(Data extracted from a collection)
## Start
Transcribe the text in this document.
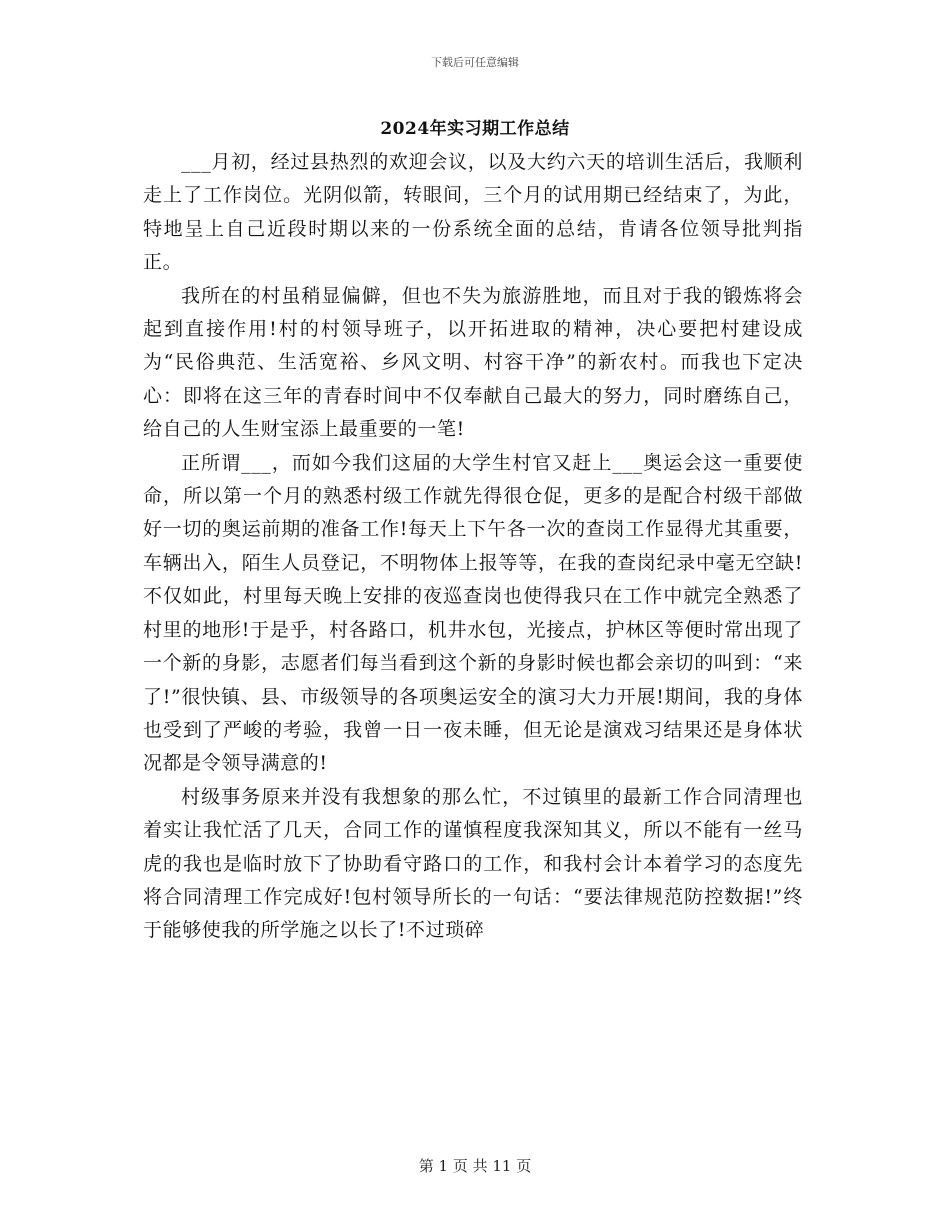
下载后可任意编辑
2024年实习期工作总结

___月初，经过县热烈的欢迎会议，以及大约六天的培训生活后，我顺利走上了工作岗位。光阴似箭，转眼间，三个月的试用期已经结束了，为此，特地呈上自己近段时期以来的一份系统全面的总结，肯请各位领导批判指正。

我所在的村虽稍显偏僻，但也不失为旅游胜地，而且对于我的锻炼将会起到直接作用!村的村领导班子，以开拓进取的精神，决心要把村建设成为“民俗典范、生活宽裕、乡风文明、村容干净”的新农村。而我也下定决心：即将在这三年的青春时间中不仅奉献自己最大的努力，同时磨练自己，给自己的人生财宝添上最重要的一笔!

正所谓___，而如今我们这届的大学生村官又赶上___奥运会这一重要使命，所以第一个月的熟悉村级工作就先得很仓促，更多的是配合村级干部做好一切的奥运前期的准备工作!每天上下午各一次的查岗工作显得尤其重要，车辆出入，陌生人员登记，不明物体上报等等，在我的查岗纪录中毫无空缺!不仅如此，村里每天晚上安排的夜巡查岗也使得我只在工作中就完全熟悉了村里的地形!于是乎，村各路口，机井水包，光接点，护林区等便时常出现了一个新的身影，志愿者们每当看到这个新的身影时候也都会亲切的叫到：“来了!”很快镇、县、市级领导的各项奥运安全的演习大力开展!期间，我的身体也受到了严峻的考验，我曾一日一夜未睡，但无论是演戏习结果还是身体状况都是令领导满意的!

村级事务原来并没有我想象的那么忙，不过镇里的最新工作合同清理也着实让我忙活了几天，合同工作的谨慎程度我深知其义，所以不能有一丝马虎的我也是临时放下了协助看守路口的工作，和我村会计本着学习的态度先将合同清理工作完成好!包村领导所长的一句话：“要法律规范防控数据!”终于能够使我的所学施之以长了!不过琐碎

第 1 页 共 11 页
## End
> GIVEN PROBLEM
Copy the entries above faithfully and omit every image.

> COMPLETED TASK
Transcribe the text in this document.
下载后可任意编辑
2024年实习期工作总结

___月初，经过县热烈的欢迎会议，以及大约六天的培训生活后，我顺利走上了工作岗位。光阴似箭，转眼间，三个月的试用期已经结束了，为此，特地呈上自己近段时期以来的一份系统全面的总结，肯请各位领导批判指正。

我所在的村虽稍显偏僻，但也不失为旅游胜地，而且对于我的锻炼将会起到直接作用!村的村领导班子，以开拓进取的精神，决心要把村建设成为“民俗典范、生活宽裕、乡风文明、村容干净”的新农村。而我也下定决心：即将在这三年的青春时间中不仅奉献自己最大的努力，同时磨练自己，给自己的人生财宝添上最重要的一笔!

正所谓___，而如今我们这届的大学生村官又赶上___奥运会这一重要使命，所以第一个月的熟悉村级工作就先得很仓促，更多的是配合村级干部做好一切的奥运前期的准备工作!每天上下午各一次的查岗工作显得尤其重要，车辆出入，陌生人员登记，不明物体上报等等，在我的查岗纪录中毫无空缺!不仅如此，村里每天晚上安排的夜巡查岗也使得我只在工作中就完全熟悉了村里的地形!于是乎，村各路口，机井水包，光接点，护林区等便时常出现了一个新的身影，志愿者们每当看到这个新的身影时候也都会亲切的叫到：“来了!”很快镇、县、市级领导的各项奥运安全的演习大力开展!期间，我的身体也受到了严峻的考验，我曾一日一夜未睡，但无论是演戏习结果还是身体状况都是令领导满意的!

村级事务原来并没有我想象的那么忙，不过镇里的最新工作合同清理也着实让我忙活了几天，合同工作的谨慎程度我深知其义，所以不能有一丝马虎的我也是临时放下了协助看守路口的工作，和我村会计本着学习的态度先将合同清理工作完成好!包村领导所长的一句话：“要法律规范防控数据!”终于能够使我的所学施之以长了!不过琐碎

第 1 页 共 11 页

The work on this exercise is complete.